-- START INPUT MATERIAL --

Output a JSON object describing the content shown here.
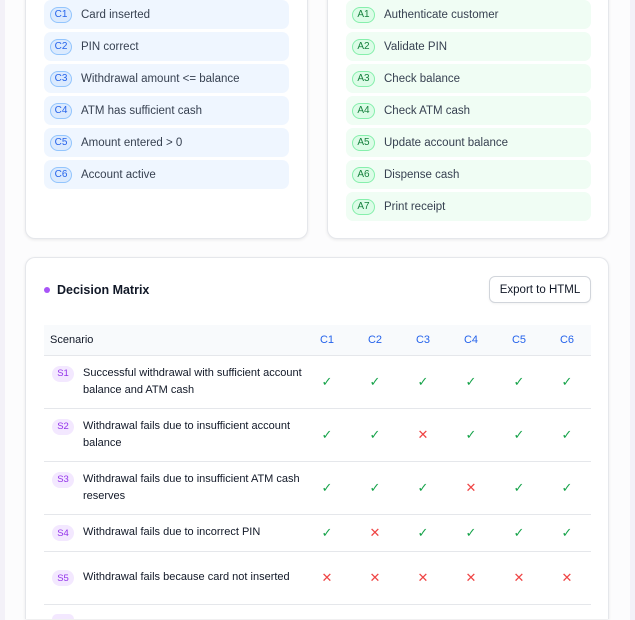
{
  "conditions": [
    {
      "id": "C1",
      "label": "Card inserted"
    },
    {
      "id": "C2",
      "label": "PIN correct"
    },
    {
      "id": "C3",
      "label": "Withdrawal amount <= balance"
    },
    {
      "id": "C4",
      "label": "ATM has sufficient cash"
    },
    {
      "id": "C5",
      "label": "Amount entered > 0"
    },
    {
      "id": "C6",
      "label": "Account active"
    }
  ],
  "actions": [
    {
      "id": "A1",
      "label": "Authenticate customer"
    },
    {
      "id": "A2",
      "label": "Validate PIN"
    },
    {
      "id": "A3",
      "label": "Check balance"
    },
    {
      "id": "A4",
      "label": "Check ATM cash"
    },
    {
      "id": "A5",
      "label": "Update account balance"
    },
    {
      "id": "A6",
      "label": "Dispense cash"
    },
    {
      "id": "A7",
      "label": "Print receipt"
    }
  ],
  "matrix": {
    "title": "Decision Matrix",
    "export_label": "Export to HTML",
    "header_scenario": "Scenario",
    "columns": [
      "C1",
      "C2",
      "C3",
      "C4",
      "C5",
      "C6"
    ],
    "rows": [
      {
        "id": "S1",
        "label": "Successful withdrawal with sufficient account balance and ATM cash",
        "values": [
          true,
          true,
          true,
          true,
          true,
          true
        ]
      },
      {
        "id": "S2",
        "label": "Withdrawal fails due to insufficient account balance",
        "values": [
          true,
          true,
          false,
          true,
          true,
          true
        ]
      },
      {
        "id": "S3",
        "label": "Withdrawal fails due to insufficient ATM cash reserves",
        "values": [
          true,
          true,
          true,
          false,
          true,
          true
        ]
      },
      {
        "id": "S4",
        "label": "Withdrawal fails due to incorrect PIN",
        "values": [
          true,
          false,
          true,
          true,
          true,
          true
        ]
      },
      {
        "id": "S5",
        "label": "Withdrawal fails because card not inserted",
        "values": [
          false,
          false,
          false,
          false,
          false,
          false
        ]
      }
    ],
    "symbols": {
      "true": "✓",
      "false": "✕"
    }
  },
  "colors": {
    "condition_accent": "#2563eb",
    "action_accent": "#15803d",
    "scenario_accent": "#9333ea",
    "yes": "#16a34a",
    "no": "#ef4444"
  }
}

-- END INPUT MATERIAL --

EXERCISE DIRECTIONS
All of the lines above should be retyped precisely, apart from the pictures.

RESPONSE TO THIS TASK
Output a JSON object describing the content shown here.
{
  "conditions": [
    {
      "id": "C1",
      "label": "Card inserted"
    },
    {
      "id": "C2",
      "label": "PIN correct"
    },
    {
      "id": "C3",
      "label": "Withdrawal amount <= balance"
    },
    {
      "id": "C4",
      "label": "ATM has sufficient cash"
    },
    {
      "id": "C5",
      "label": "Amount entered > 0"
    },
    {
      "id": "C6",
      "label": "Account active"
    }
  ],
  "actions": [
    {
      "id": "A1",
      "label": "Authenticate customer"
    },
    {
      "id": "A2",
      "label": "Validate PIN"
    },
    {
      "id": "A3",
      "label": "Check balance"
    },
    {
      "id": "A4",
      "label": "Check ATM cash"
    },
    {
      "id": "A5",
      "label": "Update account balance"
    },
    {
      "id": "A6",
      "label": "Dispense cash"
    },
    {
      "id": "A7",
      "label": "Print receipt"
    }
  ],
  "matrix": {
    "title": "Decision Matrix",
    "export_label": "Export to HTML",
    "header_scenario": "Scenario",
    "columns": [
      "C1",
      "C2",
      "C3",
      "C4",
      "C5",
      "C6"
    ],
    "rows": [
      {
        "id": "S1",
        "label": "Successful withdrawal with sufficient account balance and ATM cash",
        "values": [
          true,
          true,
          true,
          true,
          true,
          true
        ]
      },
      {
        "id": "S2",
        "label": "Withdrawal fails due to insufficient account balance",
        "values": [
          true,
          true,
          false,
          true,
          true,
          true
        ]
      },
      {
        "id": "S3",
        "label": "Withdrawal fails due to insufficient ATM cash reserves",
        "values": [
          true,
          true,
          true,
          false,
          true,
          true
        ]
      },
      {
        "id": "S4",
        "label": "Withdrawal fails due to incorrect PIN",
        "values": [
          true,
          false,
          true,
          true,
          true,
          true
        ]
      },
      {
        "id": "S5",
        "label": "Withdrawal fails because card not inserted",
        "values": [
          false,
          false,
          false,
          false,
          false,
          false
        ]
      }
    ],
    "symbols": {
      "true": "✓",
      "false": "✕"
    }
  },
  "colors": {
    "condition_accent": "#2563eb",
    "action_accent": "#15803d",
    "scenario_accent": "#9333ea",
    "yes": "#16a34a",
    "no": "#ef4444"
  }
}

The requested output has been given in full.